▶ _What to work on_: Output all of the records exactly as written.

▶ _Rows_:
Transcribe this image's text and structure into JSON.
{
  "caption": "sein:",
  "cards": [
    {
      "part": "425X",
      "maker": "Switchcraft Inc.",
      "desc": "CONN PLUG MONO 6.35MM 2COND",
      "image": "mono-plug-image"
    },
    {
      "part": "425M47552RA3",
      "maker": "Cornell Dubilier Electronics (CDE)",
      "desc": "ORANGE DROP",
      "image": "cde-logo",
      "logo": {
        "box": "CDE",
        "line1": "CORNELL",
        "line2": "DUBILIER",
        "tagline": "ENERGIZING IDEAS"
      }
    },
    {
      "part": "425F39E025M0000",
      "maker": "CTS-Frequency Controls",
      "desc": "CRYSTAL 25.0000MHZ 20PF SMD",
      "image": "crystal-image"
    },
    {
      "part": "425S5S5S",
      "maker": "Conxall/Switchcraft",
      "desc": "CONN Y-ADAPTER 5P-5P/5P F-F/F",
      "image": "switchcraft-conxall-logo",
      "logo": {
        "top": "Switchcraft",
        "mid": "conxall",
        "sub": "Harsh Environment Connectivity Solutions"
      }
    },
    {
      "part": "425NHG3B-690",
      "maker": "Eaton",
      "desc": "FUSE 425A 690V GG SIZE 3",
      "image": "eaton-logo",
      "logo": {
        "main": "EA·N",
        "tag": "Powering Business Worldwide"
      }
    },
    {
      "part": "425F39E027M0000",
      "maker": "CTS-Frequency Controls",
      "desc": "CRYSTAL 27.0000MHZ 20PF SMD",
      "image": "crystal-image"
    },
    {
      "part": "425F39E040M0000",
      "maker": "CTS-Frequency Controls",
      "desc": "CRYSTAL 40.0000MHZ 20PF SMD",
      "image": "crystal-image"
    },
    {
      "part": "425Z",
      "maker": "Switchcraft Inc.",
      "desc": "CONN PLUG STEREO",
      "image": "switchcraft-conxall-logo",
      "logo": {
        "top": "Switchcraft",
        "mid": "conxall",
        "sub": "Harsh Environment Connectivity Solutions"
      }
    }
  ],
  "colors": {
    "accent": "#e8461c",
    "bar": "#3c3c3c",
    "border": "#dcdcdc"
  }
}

▶ _Task response_:
Transcribe this image's text and structure into JSON.
{
  "caption": "sein:",
  "cards": [
    {
      "part": "425X",
      "maker": "Switchcraft Inc.",
      "desc": "CONN PLUG MONO 6.35MM 2COND",
      "image": "mono-plug-image"
    },
    {
      "part": "425M47552RA3",
      "maker": "Cornell Dubilier Electronics (CDE)",
      "desc": "ORANGE DROP",
      "image": "cde-logo",
      "logo": {
        "box": "CDE",
        "line1": "CORNELL",
        "line2": "DUBILIER",
        "tagline": "ENERGIZING IDEAS"
      }
    },
    {
      "part": "425F39E025M0000",
      "maker": "CTS-Frequency Controls",
      "desc": "CRYSTAL 25.0000MHZ 20PF SMD",
      "image": "crystal-image"
    },
    {
      "part": "425S5S5S",
      "maker": "Conxall/Switchcraft",
      "desc": "CONN Y-ADAPTER 5P-5P/5P F-F/F",
      "image": "switchcraft-conxall-logo",
      "logo": {
        "top": "Switchcraft",
        "mid": "conxall",
        "sub": "Harsh Environment Connectivity Solutions"
      }
    },
    {
      "part": "425NHG3B-690",
      "maker": "Eaton",
      "desc": "FUSE 425A 690V GG SIZE 3",
      "image": "eaton-logo",
      "logo": {
        "main": "EA·N",
        "tag": "Powering Business Worldwide"
      }
    },
    {
      "part": "425F39E027M0000",
      "maker": "CTS-Frequency Controls",
      "desc": "CRYSTAL 27.0000MHZ 20PF SMD",
      "image": "crystal-image"
    },
    {
      "part": "425F39E040M0000",
      "maker": "CTS-Frequency Controls",
      "desc": "CRYSTAL 40.0000MHZ 20PF SMD",
      "image": "crystal-image"
    },
    {
      "part": "425Z",
      "maker": "Switchcraft Inc.",
      "desc": "CONN PLUG STEREO",
      "image": "switchcraft-conxall-logo",
      "logo": {
        "top": "Switchcraft",
        "mid": "conxall",
        "sub": "Harsh Environment Connectivity Solutions"
      }
    }
  ],
  "colors": {
    "accent": "#e8461c",
    "bar": "#3c3c3c",
    "border": "#dcdcdc"
  }
}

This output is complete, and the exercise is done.